[Record extracts]
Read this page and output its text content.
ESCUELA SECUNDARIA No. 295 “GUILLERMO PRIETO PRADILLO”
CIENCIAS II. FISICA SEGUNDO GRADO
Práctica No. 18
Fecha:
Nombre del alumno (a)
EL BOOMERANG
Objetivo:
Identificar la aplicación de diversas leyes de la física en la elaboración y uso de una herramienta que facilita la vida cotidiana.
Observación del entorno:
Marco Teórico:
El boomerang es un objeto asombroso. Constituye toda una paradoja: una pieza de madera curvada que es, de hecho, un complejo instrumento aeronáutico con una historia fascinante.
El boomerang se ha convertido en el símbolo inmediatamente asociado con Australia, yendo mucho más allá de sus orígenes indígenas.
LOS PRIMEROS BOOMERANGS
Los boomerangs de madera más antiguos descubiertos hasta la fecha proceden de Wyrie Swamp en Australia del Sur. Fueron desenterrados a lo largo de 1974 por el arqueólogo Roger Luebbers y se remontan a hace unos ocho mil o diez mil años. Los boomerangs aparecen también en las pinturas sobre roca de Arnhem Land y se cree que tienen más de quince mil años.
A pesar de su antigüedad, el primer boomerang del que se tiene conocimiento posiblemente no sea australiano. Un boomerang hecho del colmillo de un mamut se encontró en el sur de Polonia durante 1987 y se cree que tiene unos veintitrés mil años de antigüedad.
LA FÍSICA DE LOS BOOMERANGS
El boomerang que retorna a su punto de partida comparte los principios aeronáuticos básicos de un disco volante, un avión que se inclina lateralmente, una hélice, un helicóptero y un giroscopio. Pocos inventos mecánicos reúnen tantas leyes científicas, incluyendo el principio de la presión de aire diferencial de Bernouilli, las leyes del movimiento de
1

[What to work on]
Every entry is to be restated word for word.

[Answer box]
Read this page and output its text content.
ESCUELA SECUNDARIA No. 295 “GUILLERMO PRIETO PRADILLO”
CIENCIAS II. FISICA SEGUNDO GRADO
Práctica No. 18
Fecha:
Nombre del alumno (a)
EL BOOMERANG
Objetivo:
Identificar la aplicación de diversas leyes de la física en la elaboración y uso de una herramienta que facilita la vida cotidiana.
Observación del entorno:
Marco Teórico:
El boomerang es un objeto asombroso. Constituye toda una paradoja: una pieza de madera curvada que es, de hecho, un complejo instrumento aeronáutico con una historia fascinante.
El boomerang se ha convertido en el símbolo inmediatamente asociado con Australia, yendo mucho más allá de sus orígenes indígenas.
LOS PRIMEROS BOOMERANGS
Los boomerangs de madera más antiguos descubiertos hasta la fecha proceden de Wyrie Swamp en Australia del Sur. Fueron desenterrados a lo largo de 1974 por el arqueólogo Roger Luebbers y se remontan a hace unos ocho mil o diez mil años. Los boomerangs aparecen también en las pinturas sobre roca de Arnhem Land y se cree que tienen más de quince mil años.
A pesar de su antigüedad, el primer boomerang del que se tiene conocimiento posiblemente no sea australiano. Un boomerang hecho del colmillo de un mamut se encontró en el sur de Polonia durante 1987 y se cree que tiene unos veintitrés mil años de antigüedad.
LA FÍSICA DE LOS BOOMERANGS
El boomerang que retorna a su punto de partida comparte los principios aeronáuticos básicos de un disco volante, un avión que se inclina lateralmente, una hélice, un helicóptero y un giroscopio. Pocos inventos mecánicos reúnen tantas leyes científicas, incluyendo el principio de la presión de aire diferencial de Bernouilli, las leyes del movimiento de
1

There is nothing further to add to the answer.